### [Task description]
Look through the lines below and extract any with the word "προβλήματα".

.....

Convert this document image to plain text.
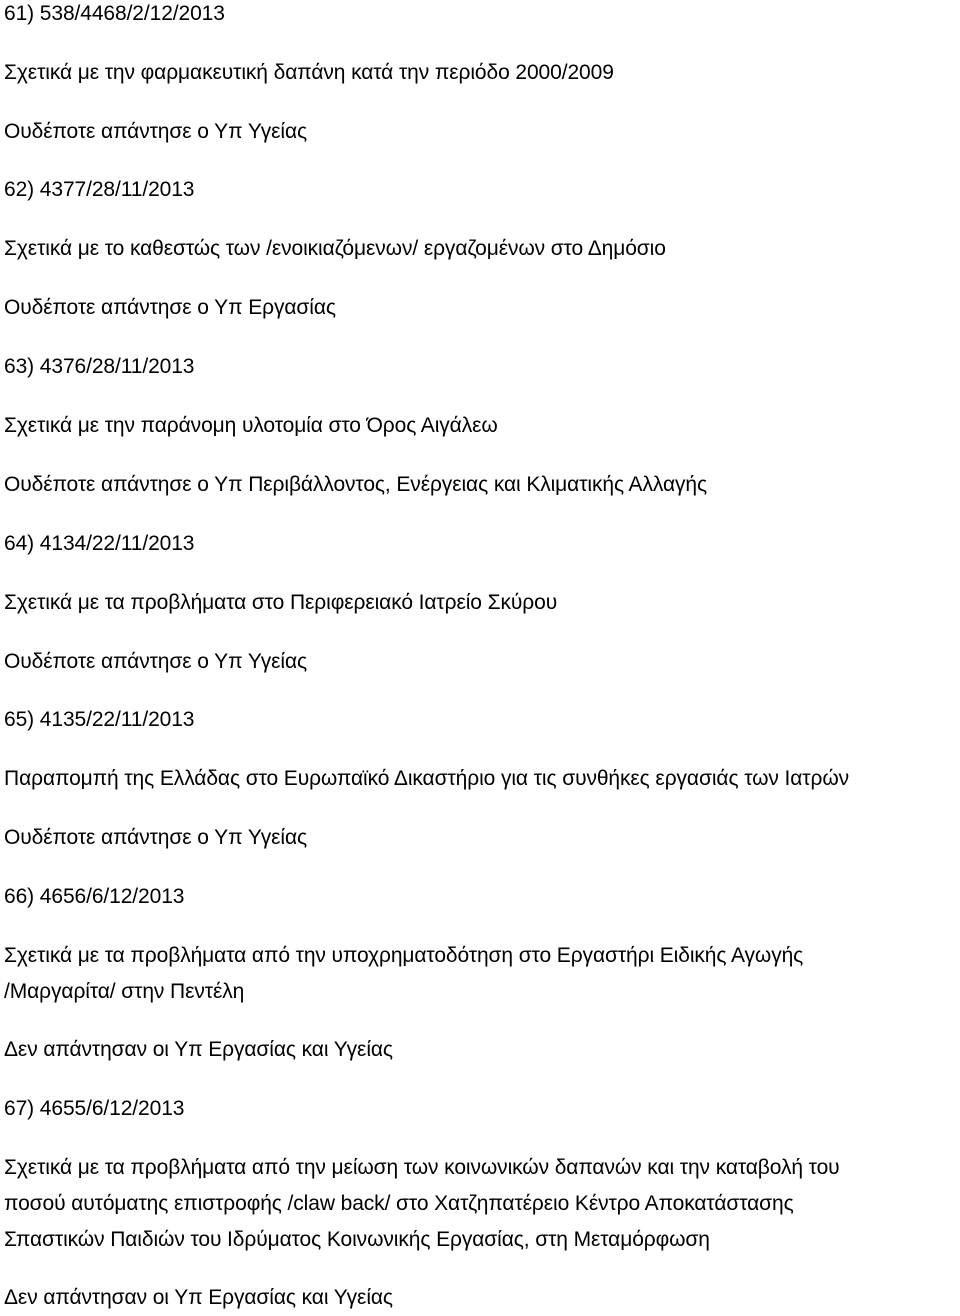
61) 538/4468/2/12/2013
Σχετικά με την φαρμακευτική δαπάνη κατά την περιόδο 2000/2009
Ουδέποτε απάντησε ο Υπ Υγείας
62) 4377/28/11/2013
Σχετικά με το καθεστώς των /ενοικιαζόμενων/ εργαζομένων στο Δημόσιο
Ουδέποτε απάντησε ο Υπ Εργασίας
63) 4376/28/11/2013
Σχετικά με την παράνομη υλοτομία στο Όρος Αιγάλεω
Ουδέποτε απάντησε ο Υπ Περιβάλλοντος, Ενέργειας και Κλιματικής Αλλαγής
64) 4134/22/11/2013
Σχετικά με τα προβλήματα στο Περιφερειακό Ιατρείο Σκύρου
Ουδέποτε απάντησε ο Υπ Υγείας
65) 4135/22/11/2013
Παραπομπή της Ελλάδας στο Ευρωπαϊκό Δικαστήριο για τις συνθήκες εργασιάς των Ιατρών
Ουδέποτε απάντησε ο Υπ Υγείας
66) 4656/6/12/2013
Σχετικά με τα προβλήματα από την υποχρηματοδότηση στο Εργαστήρι Ειδικής Αγωγής
/Μαργαρίτα/ στην Πεντέλη
Δεν απάντησαν οι Υπ Εργασίας και Υγείας
67) 4655/6/12/2013
Σχετικά με τα προβλήματα από την μείωση των κοινωνικών δαπανών και την καταβολή του
ποσού αυτόματης επιστροφής /claw back/ στο Χατζηπατέρειο Κέντρο Αποκατάστασης
Σπαστικών Παιδιών του Ιδρύματος Κοινωνικής Εργασίας, στη Μεταμόρφωση
Δεν απάντησαν οι Υπ Εργασίας και Υγείας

.....

### [Completed exercise]
Σχετικά με τα προβλήματα στο Περιφερειακό Ιατρείο Σκύρου
Σχετικά με τα προβλήματα από την υποχρηματοδότηση στο Εργαστήρι Ειδικής Αγωγής
Σχετικά με τα προβλήματα από την μείωση των κοινωνικών δαπανών και την καταβολή του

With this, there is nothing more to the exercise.